------ Raw data ------

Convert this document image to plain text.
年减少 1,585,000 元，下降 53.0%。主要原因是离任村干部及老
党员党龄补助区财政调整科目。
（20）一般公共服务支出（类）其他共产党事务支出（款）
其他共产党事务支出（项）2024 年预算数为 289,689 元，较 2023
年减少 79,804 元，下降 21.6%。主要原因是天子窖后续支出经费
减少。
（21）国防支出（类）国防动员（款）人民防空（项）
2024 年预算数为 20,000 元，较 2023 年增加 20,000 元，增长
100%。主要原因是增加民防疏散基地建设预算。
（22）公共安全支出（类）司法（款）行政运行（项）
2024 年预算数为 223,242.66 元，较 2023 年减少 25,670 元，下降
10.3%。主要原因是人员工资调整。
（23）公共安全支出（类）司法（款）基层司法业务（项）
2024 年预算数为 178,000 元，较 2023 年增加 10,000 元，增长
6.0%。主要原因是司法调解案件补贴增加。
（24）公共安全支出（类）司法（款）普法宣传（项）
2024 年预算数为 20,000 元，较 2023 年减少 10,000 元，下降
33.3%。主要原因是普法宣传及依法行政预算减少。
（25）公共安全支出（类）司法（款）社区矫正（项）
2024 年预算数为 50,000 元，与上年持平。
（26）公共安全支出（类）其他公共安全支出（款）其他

------

Task objective> Go through the material above line by line and copy it exactly.

In response>
Convert this document image to plain text.
年减少 1,585,000 元，下降 53.0%。主要原因是离任村干部及老
党员党龄补助区财政调整科目。
（20）一般公共服务支出（类）其他共产党事务支出（款）
其他共产党事务支出（项）2024 年预算数为 289,689 元，较 2023
年减少 79,804 元，下降 21.6%。主要原因是天子窖后续支出经费
减少。
（21）国防支出（类）国防动员（款）人民防空（项）
2024 年预算数为 20,000 元，较 2023 年增加 20,000 元，增长
100%。主要原因是增加民防疏散基地建设预算。
（22）公共安全支出（类）司法（款）行政运行（项）
2024 年预算数为 223,242.66 元，较 2023 年减少 25,670 元，下降
10.3%。主要原因是人员工资调整。
（23）公共安全支出（类）司法（款）基层司法业务（项）
2024 年预算数为 178,000 元，较 2023 年增加 10,000 元，增长
6.0%。主要原因是司法调解案件补贴增加。
（24）公共安全支出（类）司法（款）普法宣传（项）
2024 年预算数为 20,000 元，较 2023 年减少 10,000 元，下降
33.3%。主要原因是普法宣传及依法行政预算减少。
（25）公共安全支出（类）司法（款）社区矫正（项）
2024 年预算数为 50,000 元，与上年持平。
（26）公共安全支出（类）其他公共安全支出（款）其他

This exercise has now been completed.